* **DO THIS**: The complete listing should be restated exactly.

* **SUPPLIED DATA**:
######

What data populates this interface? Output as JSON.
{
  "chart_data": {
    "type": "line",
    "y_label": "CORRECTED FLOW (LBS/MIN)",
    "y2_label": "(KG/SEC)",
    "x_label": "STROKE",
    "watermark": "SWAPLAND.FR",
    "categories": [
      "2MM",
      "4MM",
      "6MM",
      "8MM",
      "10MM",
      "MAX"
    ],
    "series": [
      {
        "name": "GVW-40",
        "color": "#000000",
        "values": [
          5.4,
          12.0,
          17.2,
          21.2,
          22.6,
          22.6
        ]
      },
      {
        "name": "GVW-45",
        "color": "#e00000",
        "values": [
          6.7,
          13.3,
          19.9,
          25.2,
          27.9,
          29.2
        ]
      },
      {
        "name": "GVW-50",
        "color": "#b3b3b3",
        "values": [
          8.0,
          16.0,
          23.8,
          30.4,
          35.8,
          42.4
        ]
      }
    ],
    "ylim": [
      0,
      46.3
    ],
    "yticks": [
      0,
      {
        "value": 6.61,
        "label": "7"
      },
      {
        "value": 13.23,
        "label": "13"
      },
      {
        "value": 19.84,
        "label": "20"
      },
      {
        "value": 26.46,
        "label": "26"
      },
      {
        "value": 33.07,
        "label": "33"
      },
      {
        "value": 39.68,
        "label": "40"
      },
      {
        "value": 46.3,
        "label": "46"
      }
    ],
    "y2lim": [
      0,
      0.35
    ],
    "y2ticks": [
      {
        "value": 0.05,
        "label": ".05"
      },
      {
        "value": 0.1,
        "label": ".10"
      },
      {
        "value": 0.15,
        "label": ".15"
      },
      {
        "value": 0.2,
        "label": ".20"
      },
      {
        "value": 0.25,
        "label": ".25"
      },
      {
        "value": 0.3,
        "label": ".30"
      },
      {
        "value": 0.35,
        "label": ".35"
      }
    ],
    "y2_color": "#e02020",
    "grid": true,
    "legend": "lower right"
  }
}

######

* **RESULT FOR THIS EXERCISE**:
What data populates this interface? Output as JSON.
{
  "chart_data": {
    "type": "line",
    "y_label": "CORRECTED FLOW (LBS/MIN)",
    "y2_label": "(KG/SEC)",
    "x_label": "STROKE",
    "watermark": "SWAPLAND.FR",
    "categories": [
      "2MM",
      "4MM",
      "6MM",
      "8MM",
      "10MM",
      "MAX"
    ],
    "series": [
      {
        "name": "GVW-40",
        "color": "#000000",
        "values": [
          5.4,
          12.0,
          17.2,
          21.2,
          22.6,
          22.6
        ]
      },
      {
        "name": "GVW-45",
        "color": "#e00000",
        "values": [
          6.7,
          13.3,
          19.9,
          25.2,
          27.9,
          29.2
        ]
      },
      {
        "name": "GVW-50",
        "color": "#b3b3b3",
        "values": [
          8.0,
          16.0,
          23.8,
          30.4,
          35.8,
          42.4
        ]
      }
    ],
    "ylim": [
      0,
      46.3
    ],
    "yticks": [
      0,
      {
        "value": 6.61,
        "label": "7"
      },
      {
        "value": 13.23,
        "label": "13"
      },
      {
        "value": 19.84,
        "label": "20"
      },
      {
        "value": 26.46,
        "label": "26"
      },
      {
        "value": 33.07,
        "label": "33"
      },
      {
        "value": 39.68,
        "label": "40"
      },
      {
        "value": 46.3,
        "label": "46"
      }
    ],
    "y2lim": [
      0,
      0.35
    ],
    "y2ticks": [
      {
        "value": 0.05,
        "label": ".05"
      },
      {
        "value": 0.1,
        "label": ".10"
      },
      {
        "value": 0.15,
        "label": ".15"
      },
      {
        "value": 0.2,
        "label": ".20"
      },
      {
        "value": 0.25,
        "label": ".25"
      },
      {
        "value": 0.3,
        "label": ".30"
      },
      {
        "value": 0.35,
        "label": ".35"
      }
    ],
    "y2_color": "#e02020",
    "grid": true,
    "legend": "lower right"
  }
}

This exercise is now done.